[START OF Data rows]

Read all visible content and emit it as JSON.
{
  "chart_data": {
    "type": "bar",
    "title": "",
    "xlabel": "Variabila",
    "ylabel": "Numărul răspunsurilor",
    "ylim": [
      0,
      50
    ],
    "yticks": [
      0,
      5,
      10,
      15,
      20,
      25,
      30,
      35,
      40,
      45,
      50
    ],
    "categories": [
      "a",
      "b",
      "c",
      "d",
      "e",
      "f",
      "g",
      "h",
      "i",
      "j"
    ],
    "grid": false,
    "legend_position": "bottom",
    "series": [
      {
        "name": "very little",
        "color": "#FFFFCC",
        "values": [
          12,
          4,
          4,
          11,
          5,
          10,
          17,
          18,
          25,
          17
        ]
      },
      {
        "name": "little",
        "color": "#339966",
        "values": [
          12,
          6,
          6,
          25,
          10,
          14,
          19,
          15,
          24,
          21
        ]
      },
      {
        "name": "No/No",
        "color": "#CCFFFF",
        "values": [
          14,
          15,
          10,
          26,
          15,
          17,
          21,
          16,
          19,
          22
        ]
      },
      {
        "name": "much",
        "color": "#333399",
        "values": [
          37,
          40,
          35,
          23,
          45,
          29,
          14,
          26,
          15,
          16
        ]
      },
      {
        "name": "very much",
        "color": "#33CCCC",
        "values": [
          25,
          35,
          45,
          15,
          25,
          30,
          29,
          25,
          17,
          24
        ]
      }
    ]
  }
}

[END OF Data rows]

## Instruction
Repeat every line of the records above exactly.

## Answer to the task
Read all visible content and emit it as JSON.
{
  "chart_data": {
    "type": "bar",
    "title": "",
    "xlabel": "Variabila",
    "ylabel": "Numărul răspunsurilor",
    "ylim": [
      0,
      50
    ],
    "yticks": [
      0,
      5,
      10,
      15,
      20,
      25,
      30,
      35,
      40,
      45,
      50
    ],
    "categories": [
      "a",
      "b",
      "c",
      "d",
      "e",
      "f",
      "g",
      "h",
      "i",
      "j"
    ],
    "grid": false,
    "legend_position": "bottom",
    "series": [
      {
        "name": "very little",
        "color": "#FFFFCC",
        "values": [
          12,
          4,
          4,
          11,
          5,
          10,
          17,
          18,
          25,
          17
        ]
      },
      {
        "name": "little",
        "color": "#339966",
        "values": [
          12,
          6,
          6,
          25,
          10,
          14,
          19,
          15,
          24,
          21
        ]
      },
      {
        "name": "No/No",
        "color": "#CCFFFF",
        "values": [
          14,
          15,
          10,
          26,
          15,
          17,
          21,
          16,
          19,
          22
        ]
      },
      {
        "name": "much",
        "color": "#333399",
        "values": [
          37,
          40,
          35,
          23,
          45,
          29,
          14,
          26,
          15,
          16
        ]
      },
      {
        "name": "very much",
        "color": "#33CCCC",
        "values": [
          25,
          35,
          45,
          15,
          25,
          30,
          29,
          25,
          17,
          24
        ]
      }
    ]
  }
}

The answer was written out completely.